» **Written instruction**:
Pull out every line of the listing below where "this" appears.

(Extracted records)
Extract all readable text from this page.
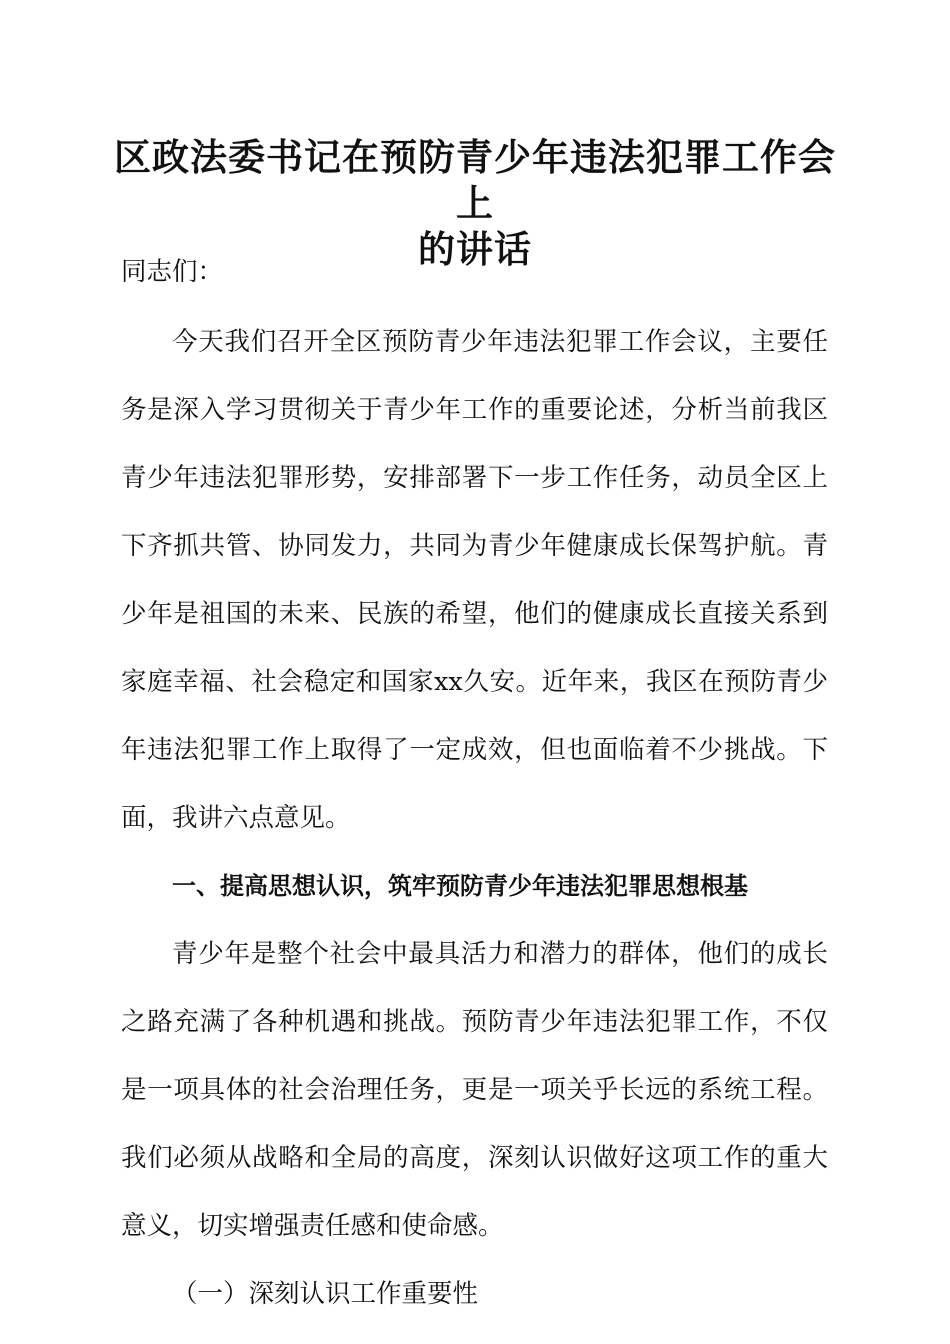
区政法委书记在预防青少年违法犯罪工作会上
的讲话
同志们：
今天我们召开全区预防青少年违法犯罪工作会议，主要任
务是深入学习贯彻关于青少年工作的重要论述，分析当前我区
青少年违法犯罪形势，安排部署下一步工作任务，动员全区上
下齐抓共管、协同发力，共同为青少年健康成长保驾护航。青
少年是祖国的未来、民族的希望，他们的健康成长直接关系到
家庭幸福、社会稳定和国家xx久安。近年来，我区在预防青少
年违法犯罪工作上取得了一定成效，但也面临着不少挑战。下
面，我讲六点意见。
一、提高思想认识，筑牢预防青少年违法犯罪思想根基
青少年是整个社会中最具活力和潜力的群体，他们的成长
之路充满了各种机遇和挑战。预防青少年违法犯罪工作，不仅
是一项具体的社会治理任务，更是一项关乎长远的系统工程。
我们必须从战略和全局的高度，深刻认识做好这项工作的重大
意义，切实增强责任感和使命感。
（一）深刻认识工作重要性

* * *

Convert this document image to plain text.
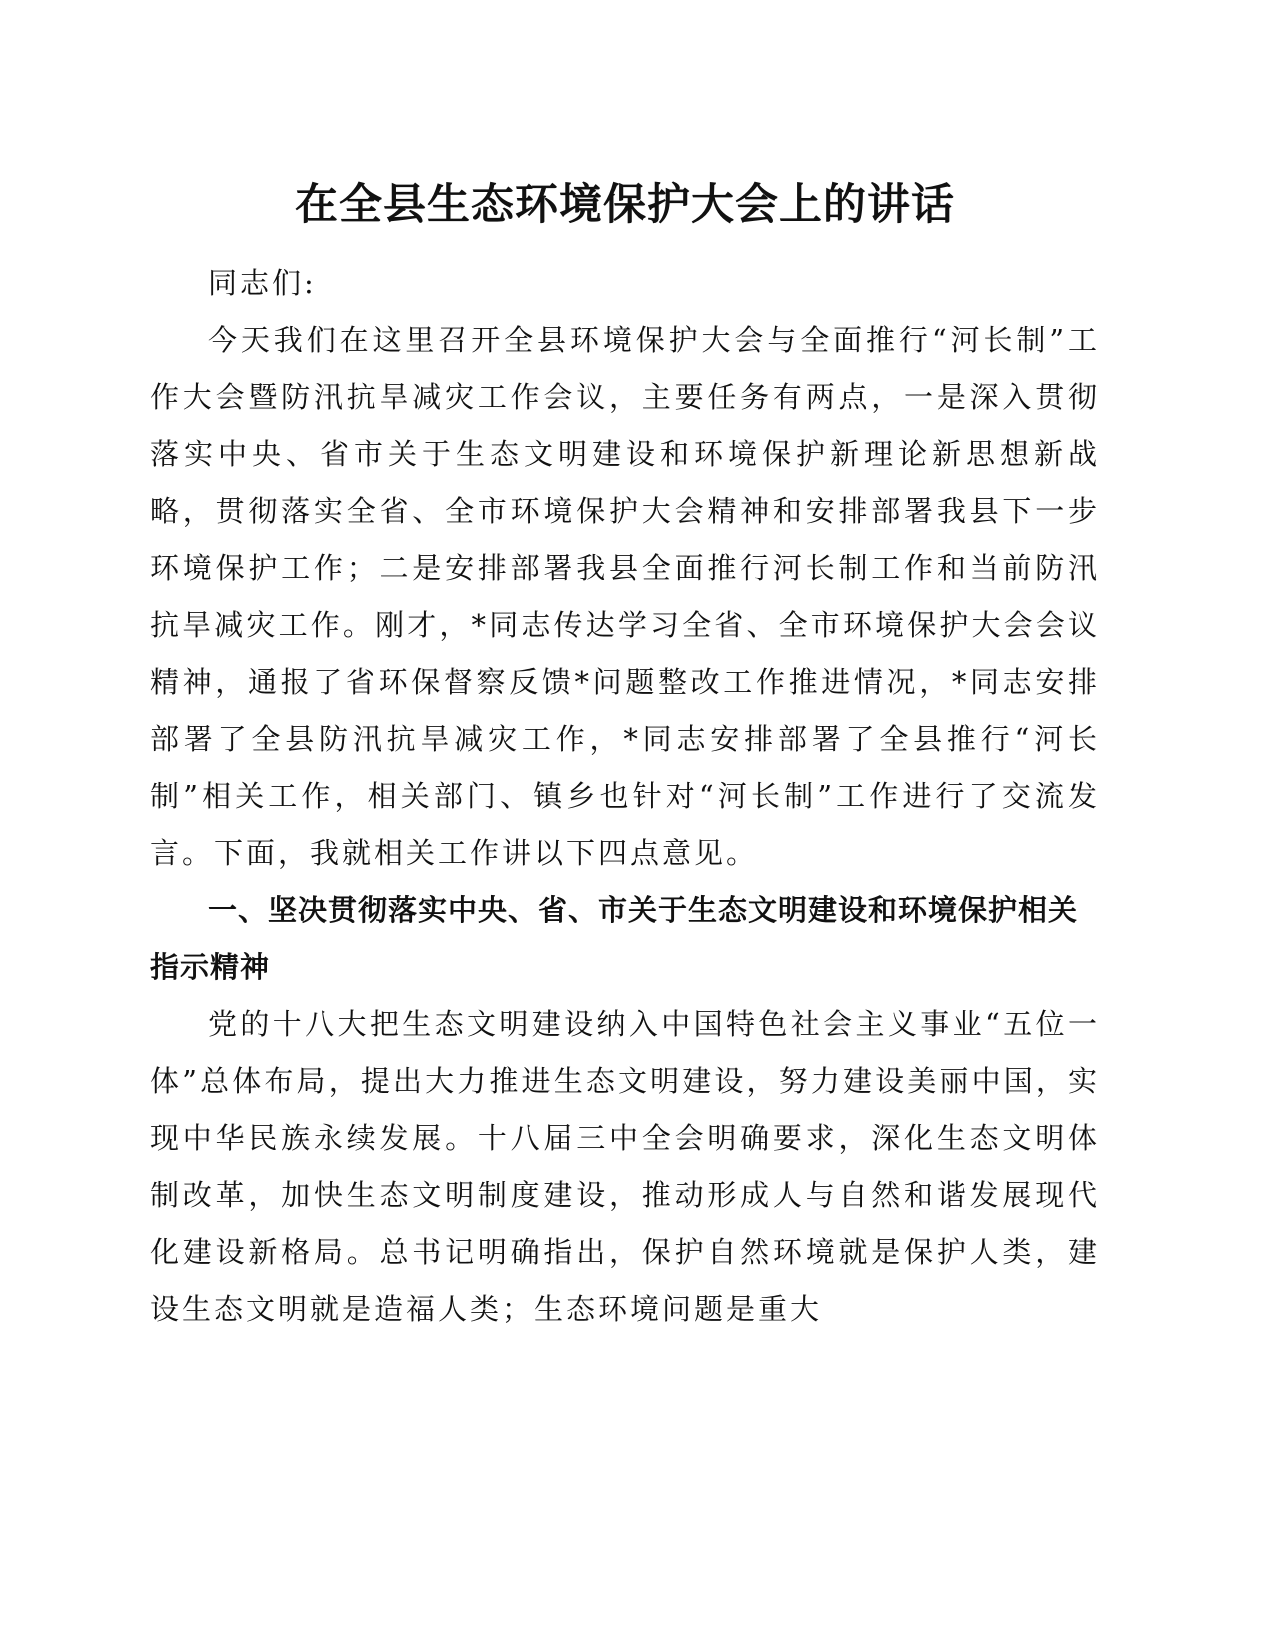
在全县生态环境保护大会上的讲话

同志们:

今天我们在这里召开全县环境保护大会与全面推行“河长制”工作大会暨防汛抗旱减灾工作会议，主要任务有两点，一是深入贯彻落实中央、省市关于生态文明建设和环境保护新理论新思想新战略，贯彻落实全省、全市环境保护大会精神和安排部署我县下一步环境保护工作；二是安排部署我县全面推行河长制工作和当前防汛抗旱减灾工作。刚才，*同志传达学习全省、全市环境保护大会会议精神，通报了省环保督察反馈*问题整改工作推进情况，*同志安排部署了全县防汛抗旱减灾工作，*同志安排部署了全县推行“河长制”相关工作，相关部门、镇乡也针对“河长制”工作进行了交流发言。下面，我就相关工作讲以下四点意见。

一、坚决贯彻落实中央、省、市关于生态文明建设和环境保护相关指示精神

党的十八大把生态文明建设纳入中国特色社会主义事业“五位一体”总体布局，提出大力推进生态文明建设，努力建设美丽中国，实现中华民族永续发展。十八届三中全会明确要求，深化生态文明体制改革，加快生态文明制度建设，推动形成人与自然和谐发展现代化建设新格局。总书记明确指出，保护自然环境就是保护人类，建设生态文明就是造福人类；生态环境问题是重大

» **Answer below**:
Extract all readable text from this page.
Convert this document image to plain text.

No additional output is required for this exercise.